Copy out the listing in full, exactly as written, but not its pictures.

[Recorded data]
┄┄┄┄┄┄┄┄┄┄┄┄┄┄┄┄┄┄┄┄
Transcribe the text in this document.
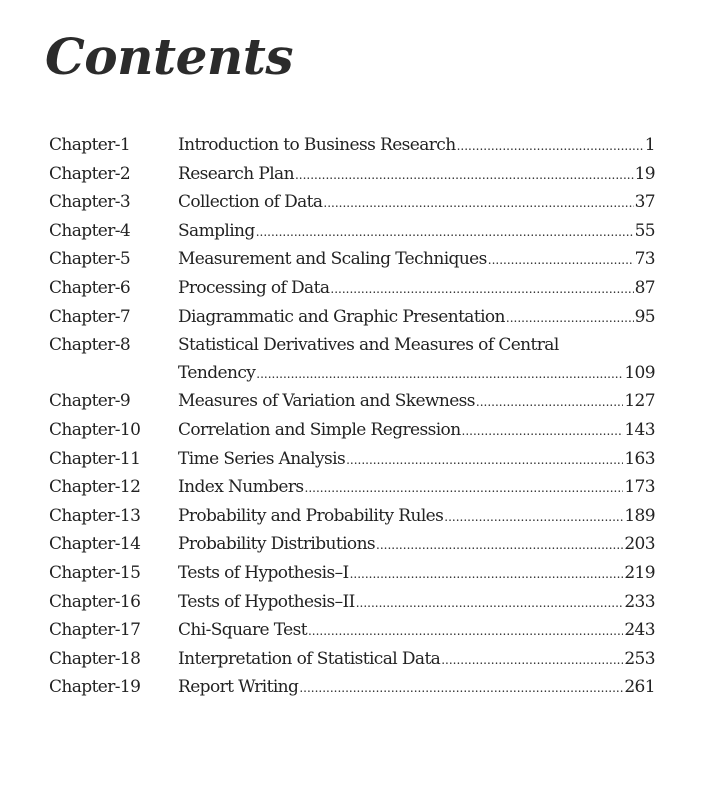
Contents
Chapter-1	Introduction to Business Research .....	1
Chapter-2	Research Plan .....	19
Chapter-3	Collection of Data .....	37
Chapter-4	Sampling .....	55
Chapter-5	Measurement and Scaling Techniques .....	73
Chapter-6	Processing of Data .....	87
Chapter-7	Diagrammatic and Graphic Presentation .....	95
Chapter-8	Statistical Derivatives and Measures of Central
Tendency .....	109
Chapter-9	Measures of Variation and Skewness .....	127
Chapter-10	Correlation and Simple Regression .....	143
Chapter-11	Time Series Analysis .....	163
Chapter-12	Index Numbers .....	173
Chapter-13	Probability and Probability Rules .....	189
Chapter-14	Probability Distributions .....	203
Chapter-15	Tests of Hypothesis–I .....	219
Chapter-16	Tests of Hypothesis–II .....	233
Chapter-17	Chi-Square Test .....	243
Chapter-18	Interpretation of Statistical Data .....	253
Chapter-19	Report Writing .....	261
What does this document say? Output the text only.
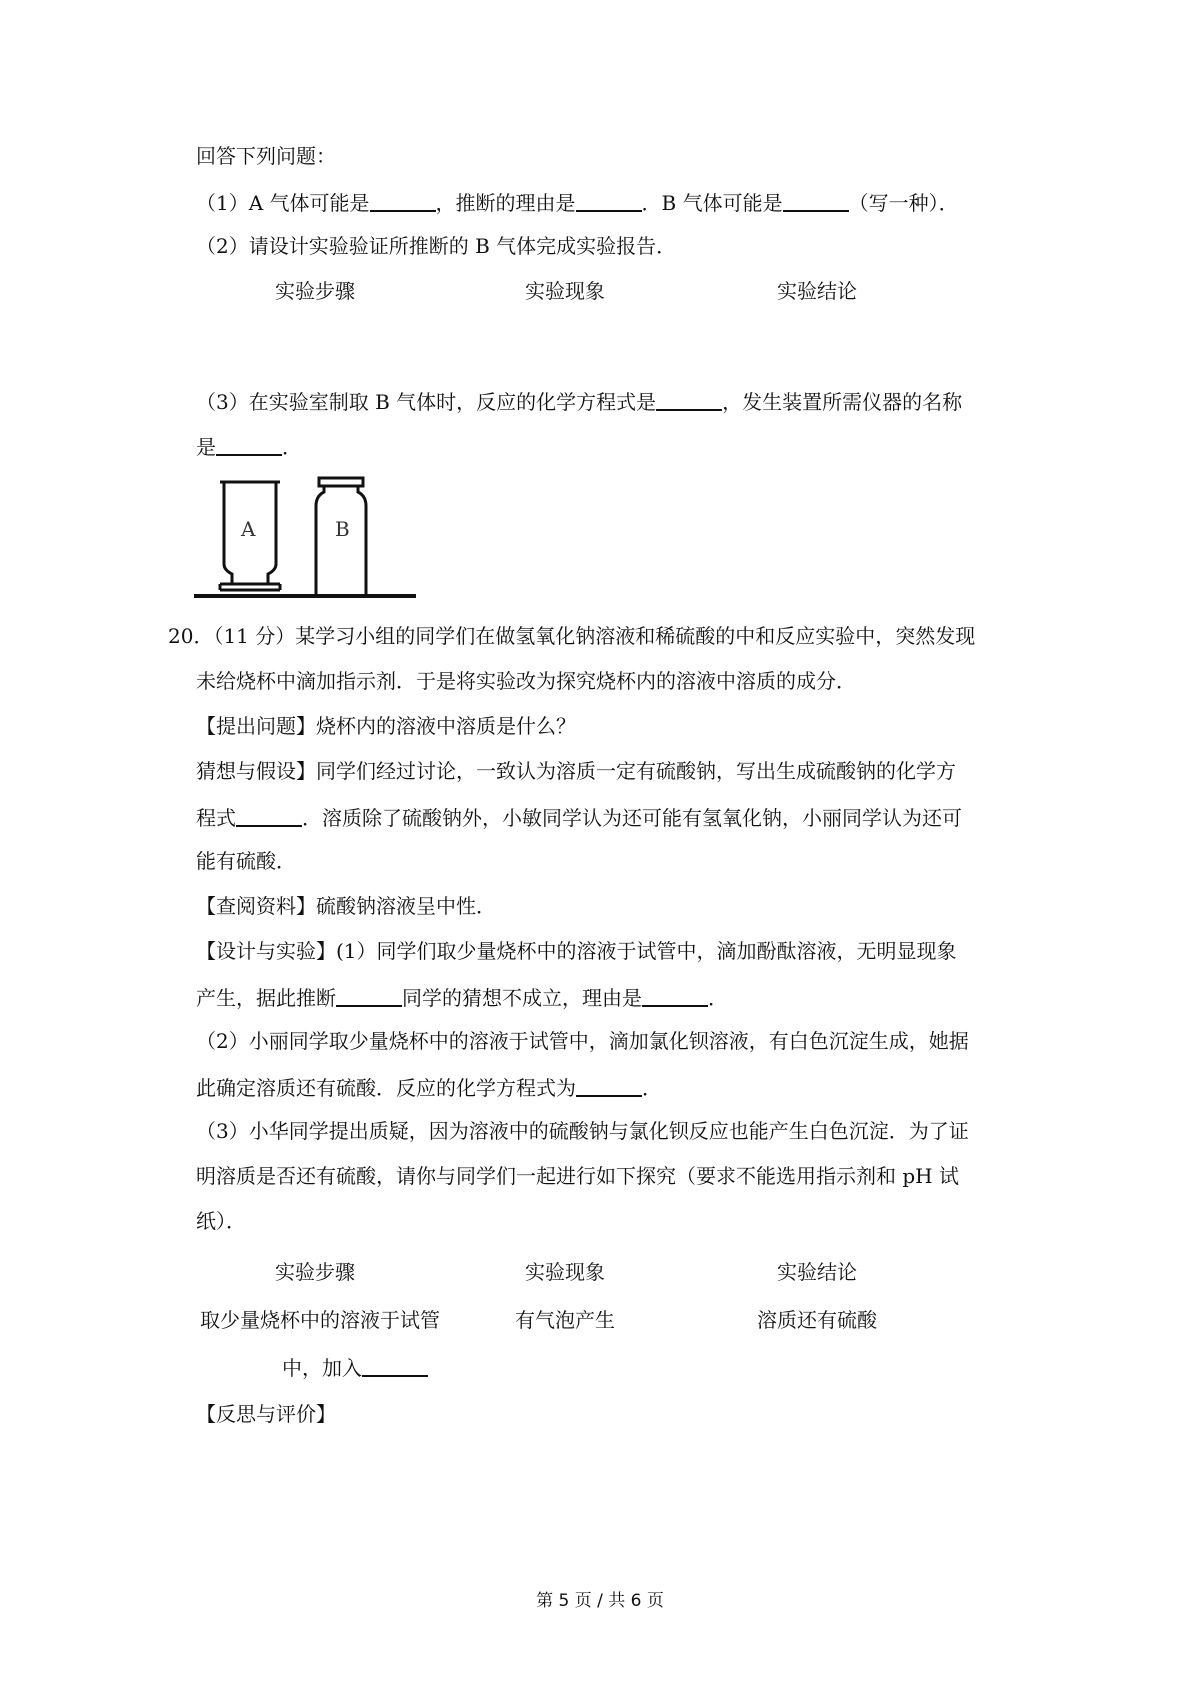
回答下列问题：
（1）A 气体可能是	，推断的理由是	．B 气体可能是	（写一种）．
（2）请设计实验验证所推断的 B 气体完成实验报告．
实验步骤	实验现象	实验结论
（3）在实验室制取 B 气体时，反应的化学方程式是	，发生装置所需仪器的名称
是	．
A	B
20．（11 分）某学习小组的同学们在做氢氧化钠溶液和稀硫酸的中和反应实验中，突然发现
未给烧杯中滴加指示剂．于是将实验改为探究烧杯内的溶液中溶质的成分．
【提出问题】烧杯内的溶液中溶质是什么？
猜想与假设】同学们经过讨论，一致认为溶质一定有硫酸钠，写出生成硫酸钠的化学方
程式	．溶质除了硫酸钠外，小敏同学认为还可能有氢氧化钠，小丽同学认为还可
能有硫酸．
【查阅资料】硫酸钠溶液呈中性．
【设计与实验】(1）同学们取少量烧杯中的溶液于试管中，滴加酚酞溶液，无明显现象
产生，据此推断	同学的猜想不成立，理由是	．
（2）小丽同学取少量烧杯中的溶液于试管中，滴加氯化钡溶液，有白色沉淀生成，她据
此确定溶质还有硫酸．反应的化学方程式为	．
（3）小华同学提出质疑，因为溶液中的硫酸钠与氯化钡反应也能产生白色沉淀．为了证
明溶质是否还有硫酸，请你与同学们一起进行如下探究（要求不能选用指示剂和 pH 试
纸）．
实验步骤	实验现象	实验结论
取少量烧杯中的溶液于试管	有气泡产生	溶质还有硫酸
中，加入
【反思与评价】
第 5 页 / 共 6 页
┄┄┄┄┄┄┄┄┄┄┄┄┄┄┄┄┄┄┄┄
> [The output]
Transcribe the text in this document.
Contents
Chapter-1	Introduction to Business Research .....	1
Chapter-2	Research Plan .....	19
Chapter-3	Collection of Data .....	37
Chapter-4	Sampling .....	55
Chapter-5	Measurement and Scaling Techniques .....	73
Chapter-6	Processing of Data .....	87
Chapter-7	Diagrammatic and Graphic Presentation .....	95
Chapter-8	Statistical Derivatives and Measures of Central
Tendency .....	109
Chapter-9	Measures of Variation and Skewness .....	127
Chapter-10	Correlation and Simple Regression .....	143
Chapter-11	Time Series Analysis .....	163
Chapter-12	Index Numbers .....	173
Chapter-13	Probability and Probability Rules .....	189
Chapter-14	Probability Distributions .....	203
Chapter-15	Tests of Hypothesis–I .....	219
Chapter-16	Tests of Hypothesis–II .....	233
Chapter-17	Chi-Square Test .....	243
Chapter-18	Interpretation of Statistical Data .....	253
Chapter-19	Report Writing .....	261
What does this document say? Output the text only.
回答下列问题：
（1）A 气体可能是	，推断的理由是	．B 气体可能是	（写一种）．
（2）请设计实验验证所推断的 B 气体完成实验报告．
实验步骤	实验现象	实验结论
（3）在实验室制取 B 气体时，反应的化学方程式是	，发生装置所需仪器的名称
是	．
A	B
20．（11 分）某学习小组的同学们在做氢氧化钠溶液和稀硫酸的中和反应实验中，突然发现
未给烧杯中滴加指示剂．于是将实验改为探究烧杯内的溶液中溶质的成分．
【提出问题】烧杯内的溶液中溶质是什么？
猜想与假设】同学们经过讨论，一致认为溶质一定有硫酸钠，写出生成硫酸钠的化学方
程式	．溶质除了硫酸钠外，小敏同学认为还可能有氢氧化钠，小丽同学认为还可
能有硫酸．
【查阅资料】硫酸钠溶液呈中性．
【设计与实验】(1）同学们取少量烧杯中的溶液于试管中，滴加酚酞溶液，无明显现象
产生，据此推断	同学的猜想不成立，理由是	．
（2）小丽同学取少量烧杯中的溶液于试管中，滴加氯化钡溶液，有白色沉淀生成，她据
此确定溶质还有硫酸．反应的化学方程式为	．
（3）小华同学提出质疑，因为溶液中的硫酸钠与氯化钡反应也能产生白色沉淀．为了证
明溶质是否还有硫酸，请你与同学们一起进行如下探究（要求不能选用指示剂和 pH 试
纸）．
实验步骤	实验现象	实验结论
取少量烧杯中的溶液于试管	有气泡产生	溶质还有硫酸
中，加入
【反思与评价】
第 5 页 / 共 6 页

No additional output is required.